- _Required actions_:
- 1) In the Dwight Freeney article, duplicate the passage between "Charging Towards Success: Dwight" and "the Indianapolis Colts.", inclusive.
- 2) According to the Dwight Freeney article, at what event did Freeney meet Lawrence Taylor?
- 3) List every career accomplishment of Freeney's that the Dwight Freeney article names.

- _Text to read_:
Charging Towards Success: Dwight Freeney’s Big Golf Dreams
San Diego Chargers linebacker Dwight Freeney grew up in Connecticut, a die-hard New York Giants fan. Each Sunday, he’d fix his eyes on the television, wearing his blue number 56 jersey, thrilled to watch his idol, Lawrence Taylor.
Freeney wanted to be LT one day, and if he hasn’t quite reached iconic status in the National Football League, he has crafted a stellar career: seven Pro Bowl appearances, AFC Defensive Player of the Year in 2005 and a Super Bowl championship in the 2006 season with the Indianapolis Colts.
That success has given Freeney opportunities he couldn’t have imagined, including the chance to meet Taylor at a Michael Jordan charity golf tournament in the Bahamas in 2003. It all would have been a thrill except for one thing: Freeney was actually paired with Taylor in the event.
It was then that this confident, ferocious, ultra-competitive guy who terrorized opponents was reduced to Jell-O, literally shaking in his shoes.

- _Provided data_:
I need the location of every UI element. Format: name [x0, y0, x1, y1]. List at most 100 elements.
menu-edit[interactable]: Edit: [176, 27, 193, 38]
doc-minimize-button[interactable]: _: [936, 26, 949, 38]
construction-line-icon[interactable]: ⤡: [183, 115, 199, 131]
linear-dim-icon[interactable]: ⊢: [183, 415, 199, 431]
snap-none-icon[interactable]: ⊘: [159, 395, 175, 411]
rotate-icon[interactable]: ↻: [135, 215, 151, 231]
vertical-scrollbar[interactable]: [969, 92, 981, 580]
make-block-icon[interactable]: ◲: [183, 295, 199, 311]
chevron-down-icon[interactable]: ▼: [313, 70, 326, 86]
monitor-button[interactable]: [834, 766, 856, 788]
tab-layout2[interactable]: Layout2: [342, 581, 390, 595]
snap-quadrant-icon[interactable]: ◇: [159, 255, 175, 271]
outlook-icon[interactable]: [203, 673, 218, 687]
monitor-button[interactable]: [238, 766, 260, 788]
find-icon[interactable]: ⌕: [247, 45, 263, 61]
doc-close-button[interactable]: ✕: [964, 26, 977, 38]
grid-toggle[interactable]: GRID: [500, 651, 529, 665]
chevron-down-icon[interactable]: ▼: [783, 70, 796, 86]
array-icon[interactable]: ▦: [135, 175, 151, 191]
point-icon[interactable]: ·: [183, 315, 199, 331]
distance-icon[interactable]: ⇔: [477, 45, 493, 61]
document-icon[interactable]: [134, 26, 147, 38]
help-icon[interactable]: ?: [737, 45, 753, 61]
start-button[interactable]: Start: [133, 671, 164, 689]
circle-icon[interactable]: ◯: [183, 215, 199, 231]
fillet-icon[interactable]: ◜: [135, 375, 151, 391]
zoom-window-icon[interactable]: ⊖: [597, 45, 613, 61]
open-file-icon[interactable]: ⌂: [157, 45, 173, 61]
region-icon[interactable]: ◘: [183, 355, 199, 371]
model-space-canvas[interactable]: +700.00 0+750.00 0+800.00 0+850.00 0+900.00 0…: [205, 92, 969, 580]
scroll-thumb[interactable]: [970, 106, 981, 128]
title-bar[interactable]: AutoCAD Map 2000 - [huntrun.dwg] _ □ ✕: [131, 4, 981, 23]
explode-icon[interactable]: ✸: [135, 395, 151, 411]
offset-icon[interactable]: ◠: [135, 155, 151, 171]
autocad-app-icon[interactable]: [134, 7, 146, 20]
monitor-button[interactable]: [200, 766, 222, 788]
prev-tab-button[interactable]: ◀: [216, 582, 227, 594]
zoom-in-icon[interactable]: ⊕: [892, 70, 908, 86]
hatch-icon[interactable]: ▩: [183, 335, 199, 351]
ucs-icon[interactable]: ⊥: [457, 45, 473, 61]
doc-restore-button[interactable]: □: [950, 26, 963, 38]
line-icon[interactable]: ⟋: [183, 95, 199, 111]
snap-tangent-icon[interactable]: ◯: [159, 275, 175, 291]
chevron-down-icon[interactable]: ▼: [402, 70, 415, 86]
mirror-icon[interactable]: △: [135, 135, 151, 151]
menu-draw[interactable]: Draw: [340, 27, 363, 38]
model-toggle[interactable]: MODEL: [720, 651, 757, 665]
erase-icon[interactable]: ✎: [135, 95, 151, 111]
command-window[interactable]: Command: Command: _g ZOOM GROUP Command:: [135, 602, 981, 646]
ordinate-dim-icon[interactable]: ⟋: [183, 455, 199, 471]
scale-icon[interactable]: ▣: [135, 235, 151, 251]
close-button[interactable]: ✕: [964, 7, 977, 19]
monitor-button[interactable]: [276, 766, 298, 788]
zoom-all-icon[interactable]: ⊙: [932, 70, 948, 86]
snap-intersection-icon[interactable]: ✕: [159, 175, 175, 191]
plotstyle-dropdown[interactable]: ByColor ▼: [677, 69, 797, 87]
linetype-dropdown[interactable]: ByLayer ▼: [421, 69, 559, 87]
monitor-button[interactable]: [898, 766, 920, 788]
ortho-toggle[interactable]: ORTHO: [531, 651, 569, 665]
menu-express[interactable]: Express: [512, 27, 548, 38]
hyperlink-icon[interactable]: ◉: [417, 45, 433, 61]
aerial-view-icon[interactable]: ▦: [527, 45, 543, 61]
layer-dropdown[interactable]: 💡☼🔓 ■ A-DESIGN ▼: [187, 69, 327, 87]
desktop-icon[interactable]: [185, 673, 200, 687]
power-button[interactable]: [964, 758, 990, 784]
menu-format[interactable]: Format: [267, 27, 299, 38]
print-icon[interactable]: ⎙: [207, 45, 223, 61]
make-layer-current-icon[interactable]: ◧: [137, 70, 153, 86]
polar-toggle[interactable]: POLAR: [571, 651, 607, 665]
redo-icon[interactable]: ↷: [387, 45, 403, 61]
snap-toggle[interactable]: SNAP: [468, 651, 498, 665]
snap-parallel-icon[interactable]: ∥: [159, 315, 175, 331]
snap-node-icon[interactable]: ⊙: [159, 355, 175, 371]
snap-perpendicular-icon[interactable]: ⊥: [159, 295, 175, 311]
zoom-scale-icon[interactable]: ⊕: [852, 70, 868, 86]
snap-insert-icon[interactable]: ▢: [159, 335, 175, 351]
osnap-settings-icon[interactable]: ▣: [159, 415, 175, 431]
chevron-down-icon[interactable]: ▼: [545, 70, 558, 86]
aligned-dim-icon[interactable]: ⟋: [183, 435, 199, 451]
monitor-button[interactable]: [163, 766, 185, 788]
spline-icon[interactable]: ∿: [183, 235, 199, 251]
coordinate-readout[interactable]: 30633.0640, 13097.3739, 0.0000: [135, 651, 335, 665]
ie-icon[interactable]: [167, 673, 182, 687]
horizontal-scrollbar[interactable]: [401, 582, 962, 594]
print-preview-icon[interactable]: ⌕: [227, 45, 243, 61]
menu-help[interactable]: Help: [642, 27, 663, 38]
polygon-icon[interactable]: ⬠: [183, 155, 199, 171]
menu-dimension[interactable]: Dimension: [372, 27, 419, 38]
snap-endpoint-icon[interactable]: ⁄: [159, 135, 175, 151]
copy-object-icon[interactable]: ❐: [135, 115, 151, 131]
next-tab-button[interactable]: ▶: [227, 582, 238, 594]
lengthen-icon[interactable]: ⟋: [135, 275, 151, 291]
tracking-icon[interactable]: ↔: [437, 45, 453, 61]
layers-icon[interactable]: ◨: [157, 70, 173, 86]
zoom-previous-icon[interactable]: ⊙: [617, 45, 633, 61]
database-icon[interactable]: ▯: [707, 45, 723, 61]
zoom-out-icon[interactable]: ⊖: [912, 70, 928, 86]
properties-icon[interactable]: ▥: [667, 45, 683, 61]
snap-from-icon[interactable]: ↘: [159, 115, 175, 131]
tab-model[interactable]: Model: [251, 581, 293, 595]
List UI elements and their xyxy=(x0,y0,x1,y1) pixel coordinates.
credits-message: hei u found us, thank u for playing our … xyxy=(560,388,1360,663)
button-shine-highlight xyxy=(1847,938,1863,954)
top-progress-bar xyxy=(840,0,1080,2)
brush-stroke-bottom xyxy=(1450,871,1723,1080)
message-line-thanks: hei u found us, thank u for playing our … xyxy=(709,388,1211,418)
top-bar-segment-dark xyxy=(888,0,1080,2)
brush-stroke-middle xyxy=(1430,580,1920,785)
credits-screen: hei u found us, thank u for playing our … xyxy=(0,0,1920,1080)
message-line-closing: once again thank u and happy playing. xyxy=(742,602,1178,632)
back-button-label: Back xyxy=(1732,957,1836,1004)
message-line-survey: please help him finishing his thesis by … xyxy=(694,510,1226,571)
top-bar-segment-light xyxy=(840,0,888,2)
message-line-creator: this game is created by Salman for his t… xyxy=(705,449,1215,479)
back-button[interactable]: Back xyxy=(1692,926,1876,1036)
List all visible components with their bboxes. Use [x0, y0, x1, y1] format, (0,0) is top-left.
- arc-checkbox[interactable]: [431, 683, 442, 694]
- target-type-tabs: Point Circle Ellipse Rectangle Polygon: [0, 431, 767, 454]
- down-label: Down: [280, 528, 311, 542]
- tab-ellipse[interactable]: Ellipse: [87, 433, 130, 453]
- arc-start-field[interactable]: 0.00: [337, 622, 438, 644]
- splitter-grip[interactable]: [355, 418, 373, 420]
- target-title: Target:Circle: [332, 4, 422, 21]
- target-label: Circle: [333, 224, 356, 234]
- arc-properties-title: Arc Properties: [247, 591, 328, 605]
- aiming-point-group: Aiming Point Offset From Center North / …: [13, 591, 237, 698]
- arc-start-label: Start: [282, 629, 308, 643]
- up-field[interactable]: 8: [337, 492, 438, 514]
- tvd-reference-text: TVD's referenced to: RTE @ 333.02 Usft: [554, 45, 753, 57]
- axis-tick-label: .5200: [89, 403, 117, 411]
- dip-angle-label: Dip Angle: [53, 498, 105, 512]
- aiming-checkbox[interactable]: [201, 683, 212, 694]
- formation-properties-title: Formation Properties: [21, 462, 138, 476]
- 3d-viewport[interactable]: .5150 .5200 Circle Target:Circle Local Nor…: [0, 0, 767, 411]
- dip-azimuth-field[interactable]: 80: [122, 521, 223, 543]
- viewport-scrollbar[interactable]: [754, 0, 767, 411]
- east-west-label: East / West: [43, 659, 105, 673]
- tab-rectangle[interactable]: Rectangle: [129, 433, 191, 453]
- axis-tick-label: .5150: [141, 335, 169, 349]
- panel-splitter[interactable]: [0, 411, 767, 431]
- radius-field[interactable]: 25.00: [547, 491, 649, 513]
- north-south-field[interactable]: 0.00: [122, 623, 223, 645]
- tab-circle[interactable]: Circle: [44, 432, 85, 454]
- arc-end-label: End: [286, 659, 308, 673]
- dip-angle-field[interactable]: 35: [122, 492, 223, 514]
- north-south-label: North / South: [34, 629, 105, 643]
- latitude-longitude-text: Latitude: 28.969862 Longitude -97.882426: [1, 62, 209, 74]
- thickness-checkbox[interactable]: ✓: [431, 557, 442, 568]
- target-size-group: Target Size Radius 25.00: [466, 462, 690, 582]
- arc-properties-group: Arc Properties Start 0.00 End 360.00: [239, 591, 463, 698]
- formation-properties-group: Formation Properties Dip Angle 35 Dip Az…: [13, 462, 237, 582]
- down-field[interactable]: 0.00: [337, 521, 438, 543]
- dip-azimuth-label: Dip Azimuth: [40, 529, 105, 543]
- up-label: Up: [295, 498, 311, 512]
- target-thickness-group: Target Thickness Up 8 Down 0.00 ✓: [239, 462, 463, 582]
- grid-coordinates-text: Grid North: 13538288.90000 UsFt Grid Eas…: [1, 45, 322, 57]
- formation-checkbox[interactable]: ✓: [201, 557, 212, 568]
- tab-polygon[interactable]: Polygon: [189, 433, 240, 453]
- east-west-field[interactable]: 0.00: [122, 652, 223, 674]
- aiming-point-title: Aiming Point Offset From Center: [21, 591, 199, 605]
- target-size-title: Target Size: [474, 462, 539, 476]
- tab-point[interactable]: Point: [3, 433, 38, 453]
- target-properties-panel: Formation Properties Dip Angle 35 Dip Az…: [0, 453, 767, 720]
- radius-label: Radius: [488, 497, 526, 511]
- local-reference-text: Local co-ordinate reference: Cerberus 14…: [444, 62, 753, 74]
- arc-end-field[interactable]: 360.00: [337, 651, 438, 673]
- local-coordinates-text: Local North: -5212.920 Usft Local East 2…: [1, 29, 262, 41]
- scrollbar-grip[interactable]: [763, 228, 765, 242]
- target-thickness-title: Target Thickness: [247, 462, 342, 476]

- _Answers in order_:
- 1)
Charging Towards Success: Dwight Freeney’s Big Golf Dreams
San Diego Chargers linebacker Dwight Freeney grew up in Connecticut, a die-hard New York Giants fan. Each Sunday, he’d fix his eyes on the television, wearing his blue number 56 jersey, thrilled to watch his idol, Lawrence Taylor.
Freeney wanted to be LT one day, and if he hasn’t quite reached iconic status in the National Football League, he has crafted a stellar career: seven Pro Bowl appearances, AFC Defensive Player of the Year in 2005 and a Super Bowl championship in the 2006 season with the Indianapolis Colts.

- 2) A Michael Jordan charity golf tournament in the Bahamas in 2003.

- 3)
- Seven Pro Bowl appearances
- AFC Defensive Player of the Year in 2005
- A Super Bowl championship in the 2006 season with the Indianapolis Colts